[START]
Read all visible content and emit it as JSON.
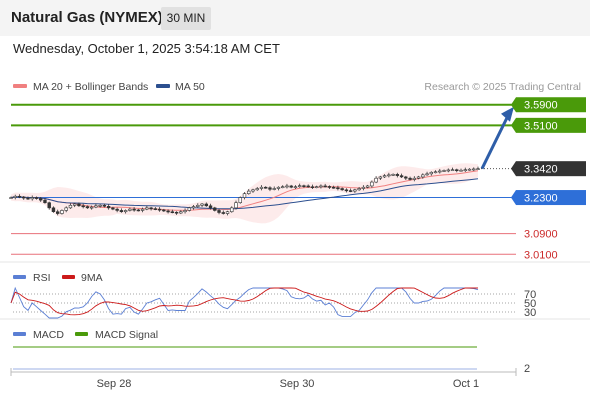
{
  "header": {
    "title": "Natural Gas (NYMEX)",
    "timeframe": "30 MIN",
    "datetime": "Wednesday, October 1, 2025 3:54:18 AM CET"
  },
  "colors": {
    "bollinger": "#f08080",
    "ma50": "#2c4f8f",
    "resistance": "#4a9a0a",
    "pivot": "#2e6fd8",
    "support": "#e8707a",
    "arrow": "#2e5ea8",
    "rsi": "#5b7fd4",
    "rsi_ma": "#cc1a1a",
    "macd": "#5b7fd4",
    "macd_signal": "#4a9a0a",
    "current_tag": "#333333"
  },
  "chart_data": [
    {
      "type": "candlestick",
      "panel": "price",
      "legend": [
        {
          "name": "MA 20 + Bollinger Bands",
          "color": "#f08080"
        },
        {
          "name": "MA 50",
          "color": "#2c4f8f"
        }
      ],
      "watermark": "Research © 2025 Trading Central",
      "ylim": [
        2.98,
        3.62
      ],
      "x_ticks": [
        "Sep 28",
        "Sep 30",
        "Oct 1"
      ],
      "current_price": "3.3420",
      "levels": [
        {
          "label": "3.5900",
          "value": 3.59,
          "kind": "resistance"
        },
        {
          "label": "3.5100",
          "value": 3.51,
          "kind": "resistance"
        },
        {
          "label": "3.2300",
          "value": 3.23,
          "kind": "pivot"
        },
        {
          "label": "3.0900",
          "value": 3.09,
          "kind": "support"
        },
        {
          "label": "3.0100",
          "value": 3.01,
          "kind": "support"
        }
      ],
      "forecast_arrow": {
        "from": 3.342,
        "to": 3.59
      },
      "close": [
        3.23,
        3.235,
        3.232,
        3.228,
        3.225,
        3.23,
        3.226,
        3.22,
        3.21,
        3.19,
        3.175,
        3.168,
        3.18,
        3.19,
        3.2,
        3.205,
        3.198,
        3.195,
        3.19,
        3.193,
        3.198,
        3.2,
        3.196,
        3.19,
        3.185,
        3.18,
        3.175,
        3.18,
        3.185,
        3.182,
        3.18,
        3.185,
        3.19,
        3.187,
        3.185,
        3.182,
        3.178,
        3.175,
        3.173,
        3.17,
        3.175,
        3.18,
        3.19,
        3.195,
        3.2,
        3.205,
        3.198,
        3.19,
        3.18,
        3.172,
        3.168,
        3.175,
        3.19,
        3.21,
        3.23,
        3.245,
        3.255,
        3.26,
        3.265,
        3.27,
        3.268,
        3.262,
        3.265,
        3.27,
        3.272,
        3.275,
        3.27,
        3.272,
        3.276,
        3.275,
        3.272,
        3.27,
        3.272,
        3.275,
        3.273,
        3.27,
        3.268,
        3.265,
        3.26,
        3.257,
        3.255,
        3.26,
        3.265,
        3.27,
        3.275,
        3.29,
        3.305,
        3.31,
        3.315,
        3.318,
        3.32,
        3.315,
        3.31,
        3.305,
        3.3,
        3.305,
        3.31,
        3.318,
        3.322,
        3.328,
        3.33,
        3.333,
        3.335,
        3.337,
        3.338,
        3.335,
        3.336,
        3.338,
        3.34,
        3.341,
        3.342
      ]
    },
    {
      "type": "line",
      "panel": "rsi",
      "legend": [
        {
          "name": "RSI",
          "color": "#5b7fd4"
        },
        {
          "name": "9MA",
          "color": "#cc1a1a"
        }
      ],
      "y_ticks": [
        "70",
        "50",
        "30"
      ],
      "ylim": [
        20,
        80
      ]
    },
    {
      "type": "line",
      "panel": "macd",
      "legend": [
        {
          "name": "MACD",
          "color": "#5b7fd4"
        },
        {
          "name": "MACD Signal",
          "color": "#4a9a0a"
        }
      ],
      "y_ticks": [
        "2"
      ]
    }
  ]
}
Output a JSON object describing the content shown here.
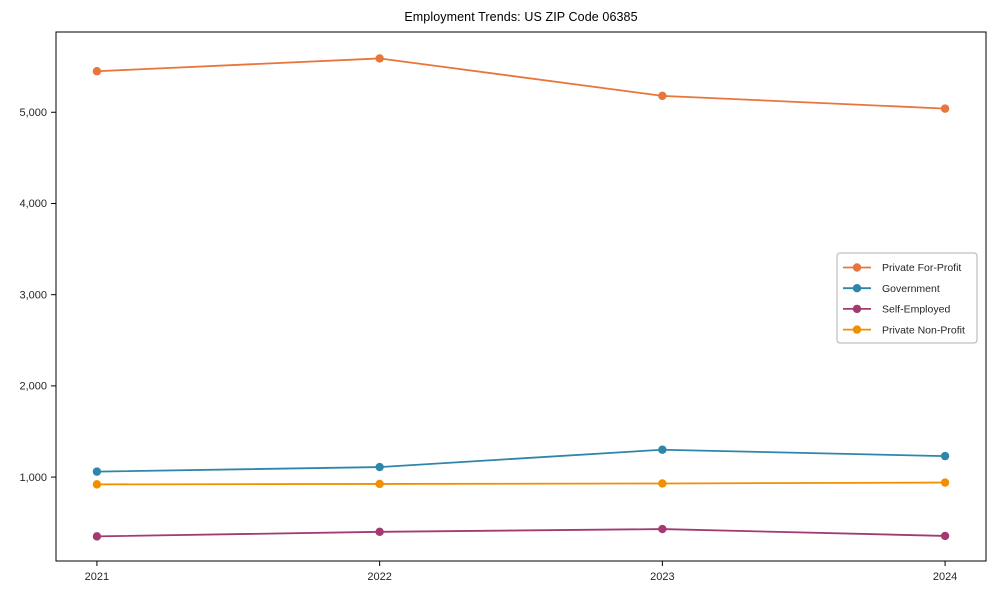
{
  "chart_data": {
    "type": "line",
    "title": "Employment Trends: US ZIP Code 06385",
    "xlabel": "",
    "ylabel": "",
    "x": [
      2021,
      2022,
      2023,
      2024
    ],
    "x_tick_labels": [
      "2021",
      "2022",
      "2023",
      "2024"
    ],
    "series": [
      {
        "name": "Private For-Profit",
        "color": "#E8763C",
        "values": [
          5450,
          5590,
          5180,
          5040
        ]
      },
      {
        "name": "Government",
        "color": "#2F86AB",
        "values": [
          1060,
          1110,
          1300,
          1230
        ]
      },
      {
        "name": "Self-Employed",
        "color": "#A23B72",
        "values": [
          350,
          400,
          430,
          355
        ]
      },
      {
        "name": "Private Non-Profit",
        "color": "#F18F01",
        "values": [
          920,
          925,
          930,
          940
        ]
      }
    ],
    "yticks": [
      1000,
      2000,
      3000,
      4000,
      5000
    ],
    "ytick_labels": [
      "1,000",
      "2,000",
      "3,000",
      "4,000",
      "5,000"
    ],
    "ylim": [
      80,
      5880
    ],
    "grid": false,
    "legend_position": "center right",
    "marker": "circle",
    "spine_color": "#000000",
    "legend_border_color": "#b0b0b0",
    "background_color": "#ffffff"
  }
}
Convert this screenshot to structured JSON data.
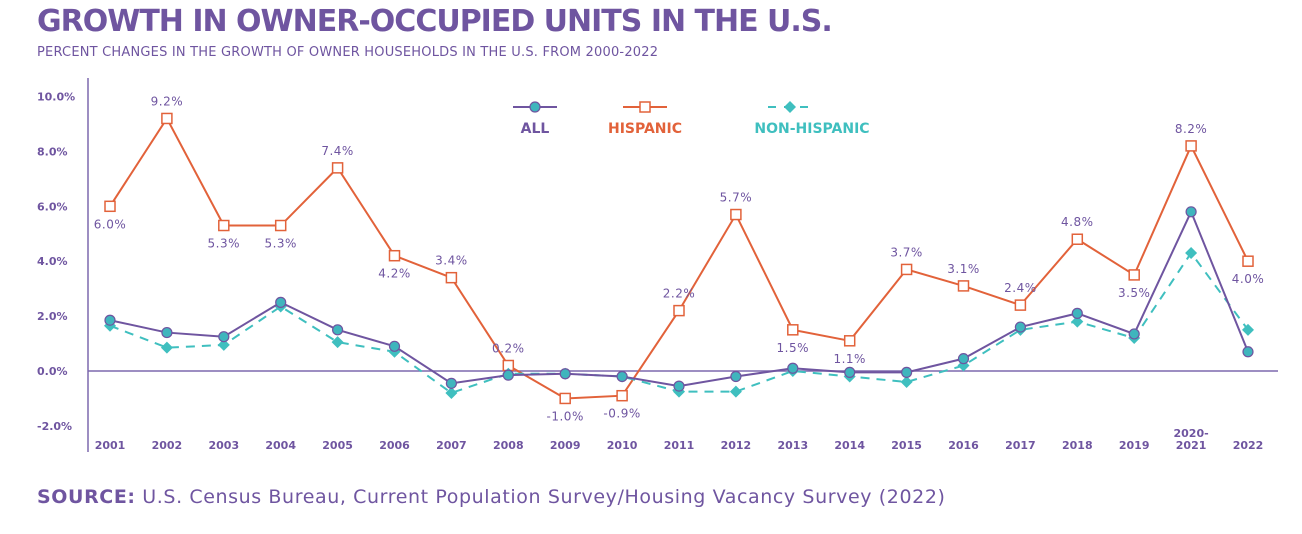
{
  "chart_data": {
    "type": "line",
    "title": "GROWTH IN OWNER-OCCUPIED UNITS IN THE U.S.",
    "subtitle": "PERCENT CHANGES IN THE GROWTH OF OWNER HOUSEHOLDS IN THE U.S. FROM 2000-2022",
    "source_label": "SOURCE:",
    "source_text": " U.S. Census Bureau, Current Population Survey/Housing Vacancy Survey (2022)",
    "categories": [
      "2001",
      "2002",
      "2003",
      "2004",
      "2005",
      "2006",
      "2007",
      "2008",
      "2009",
      "2010",
      "2011",
      "2012",
      "2013",
      "2014",
      "2015",
      "2016",
      "2017",
      "2018",
      "2019",
      "2020-\n2021",
      "2022"
    ],
    "category_labels": [
      "2001",
      "2002",
      "2003",
      "2004",
      "2005",
      "2006",
      "2007",
      "2008",
      "2009",
      "2010",
      "2011",
      "2012",
      "2013",
      "2014",
      "2015",
      "2016",
      "2017",
      "2018",
      "2019",
      [
        "2020-",
        "2021"
      ],
      "2022"
    ],
    "y_ticks": [
      -2,
      0,
      2,
      4,
      6,
      8,
      10
    ],
    "y_tick_labels": [
      "-2.0%",
      "0.0%",
      "2.0%",
      "4.0%",
      "6.0%",
      "8.0%",
      "10.0%"
    ],
    "ylim": [
      -2,
      10
    ],
    "grid": false,
    "legend_placement": "top-center",
    "series": [
      {
        "name": "ALL",
        "color": "#6f55a0",
        "marker": "circle",
        "marker_color": "#3fb5bd",
        "line": "solid",
        "values": [
          1.85,
          1.4,
          1.25,
          2.5,
          1.5,
          0.9,
          -0.45,
          -0.15,
          -0.1,
          -0.2,
          -0.55,
          -0.2,
          0.1,
          -0.05,
          -0.05,
          0.45,
          1.6,
          2.1,
          1.35,
          5.8,
          0.7
        ]
      },
      {
        "name": "HISPANIC",
        "color": "#e2623a",
        "marker": "square",
        "line": "solid",
        "values": [
          6.0,
          9.2,
          5.3,
          5.3,
          7.4,
          4.2,
          3.4,
          0.2,
          -1.0,
          -0.9,
          2.2,
          5.7,
          1.5,
          1.1,
          3.7,
          3.1,
          2.4,
          4.8,
          3.5,
          8.2,
          4.0
        ],
        "data_labels": [
          "6.0%",
          "9.2%",
          "5.3%",
          "5.3%",
          "7.4%",
          "4.2%",
          "3.4%",
          "0.2%",
          "-1.0%",
          "-0.9%",
          "2.2%",
          "5.7%",
          "1.5%",
          "1.1%",
          "3.7%",
          "3.1%",
          "2.4%",
          "4.8%",
          "3.5%",
          "8.2%",
          "4.0%"
        ]
      },
      {
        "name": "NON-HISPANIC",
        "color": "#3fbfbf",
        "marker": "diamond",
        "line": "dashed",
        "values": [
          1.65,
          0.85,
          0.95,
          2.35,
          1.05,
          0.7,
          -0.8,
          -0.1,
          -0.1,
          -0.2,
          -0.75,
          -0.75,
          0.0,
          -0.2,
          -0.4,
          0.2,
          1.5,
          1.8,
          1.2,
          4.3,
          1.5
        ]
      }
    ]
  }
}
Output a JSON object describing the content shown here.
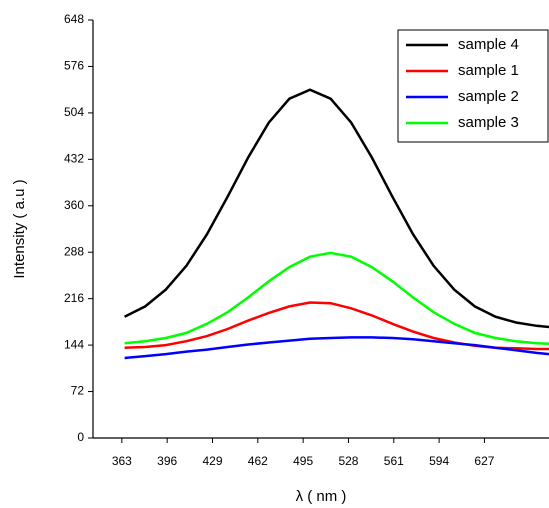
[END]
◆ **What needs to be done**
State how many lines in the records above contain the word "Profit", and give only that number.

◆ **Solution to this task**
2